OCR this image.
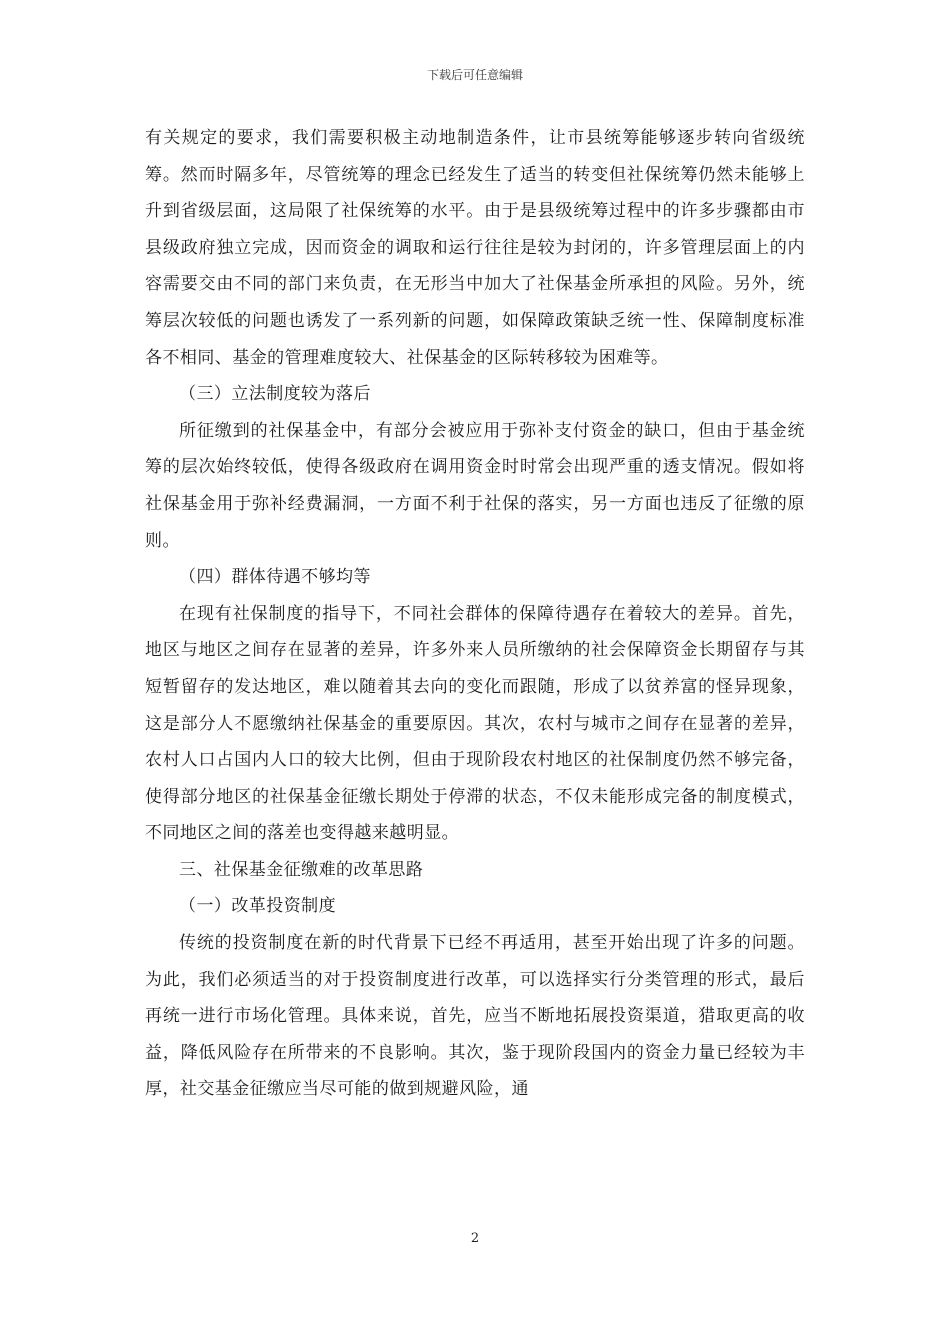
下载后可任意编辑

有关规定的要求，我们需要积极主动地制造条件，让市县统筹能够逐步转向省级统筹。然而时隔多年，尽管统筹的理念已经发生了适当的转变但社保统筹仍然未能够上升到省级层面，这局限了社保统筹的水平。由于是县级统筹过程中的许多步骤都由市县级政府独立完成，因而资金的调取和运行往往是较为封闭的，许多管理层面上的内容需要交由不同的部门来负责，在无形当中加大了社保基金所承担的风险。另外，统筹层次较低的问题也诱发了一系列新的问题，如保障政策缺乏统一性、保障制度标准各不相同、基金的管理难度较大、社保基金的区际转移较为困难等。

（三）立法制度较为落后

所征缴到的社保基金中，有部分会被应用于弥补支付资金的缺口，但由于基金统筹的层次始终较低，使得各级政府在调用资金时时常会出现严重的透支情况。假如将社保基金用于弥补经费漏洞，一方面不利于社保的落实，另一方面也违反了征缴的原则。

（四）群体待遇不够均等

在现有社保制度的指导下，不同社会群体的保障待遇存在着较大的差异。首先，地区与地区之间存在显著的差异，许多外来人员所缴纳的社会保障资金长期留存与其短暂留存的发达地区，难以随着其去向的变化而跟随，形成了以贫养富的怪异现象，这是部分人不愿缴纳社保基金的重要原因。其次，农村与城市之间存在显著的差异，农村人口占国内人口的较大比例，但由于现阶段农村地区的社保制度仍然不够完备，使得部分地区的社保基金征缴长期处于停滞的状态，不仅未能形成完备的制度模式，不同地区之间的落差也变得越来越明显。

三、社保基金征缴难的改革思路

（一）改革投资制度

传统的投资制度在新的时代背景下已经不再适用，甚至开始出现了许多的问题。为此，我们必须适当的对于投资制度进行改革，可以选择实行分类管理的形式，最后再统一进行市场化管理。具体来说，首先，应当不断地拓展投资渠道，猎取更高的收益，降低风险存在所带来的不良影响。其次，鉴于现阶段国内的资金力量已经较为丰厚，社交基金征缴应当尽可能的做到规避风险，通

2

* * * * *

__AIM OF THE EXERCISE__:
Return to the listing above and set it down exactly, leaving out its pictures.

__ANSWER__:
OCR this image.
下载后可任意编辑

有关规定的要求，我们需要积极主动地制造条件，让市县统筹能够逐步转向省级统筹。然而时隔多年，尽管统筹的理念已经发生了适当的转变但社保统筹仍然未能够上升到省级层面，这局限了社保统筹的水平。由于是县级统筹过程中的许多步骤都由市县级政府独立完成，因而资金的调取和运行往往是较为封闭的，许多管理层面上的内容需要交由不同的部门来负责，在无形当中加大了社保基金所承担的风险。另外，统筹层次较低的问题也诱发了一系列新的问题，如保障政策缺乏统一性、保障制度标准各不相同、基金的管理难度较大、社保基金的区际转移较为困难等。

（三）立法制度较为落后

所征缴到的社保基金中，有部分会被应用于弥补支付资金的缺口，但由于基金统筹的层次始终较低，使得各级政府在调用资金时时常会出现严重的透支情况。假如将社保基金用于弥补经费漏洞，一方面不利于社保的落实，另一方面也违反了征缴的原则。

（四）群体待遇不够均等

在现有社保制度的指导下，不同社会群体的保障待遇存在着较大的差异。首先，地区与地区之间存在显著的差异，许多外来人员所缴纳的社会保障资金长期留存与其短暂留存的发达地区，难以随着其去向的变化而跟随，形成了以贫养富的怪异现象，这是部分人不愿缴纳社保基金的重要原因。其次，农村与城市之间存在显著的差异，农村人口占国内人口的较大比例，但由于现阶段农村地区的社保制度仍然不够完备，使得部分地区的社保基金征缴长期处于停滞的状态，不仅未能形成完备的制度模式，不同地区之间的落差也变得越来越明显。

三、社保基金征缴难的改革思路

（一）改革投资制度

传统的投资制度在新的时代背景下已经不再适用，甚至开始出现了许多的问题。为此，我们必须适当的对于投资制度进行改革，可以选择实行分类管理的形式，最后再统一进行市场化管理。具体来说，首先，应当不断地拓展投资渠道，猎取更高的收益，降低风险存在所带来的不良影响。其次，鉴于现阶段国内的资金力量已经较为丰厚，社交基金征缴应当尽可能的做到规避风险，通

2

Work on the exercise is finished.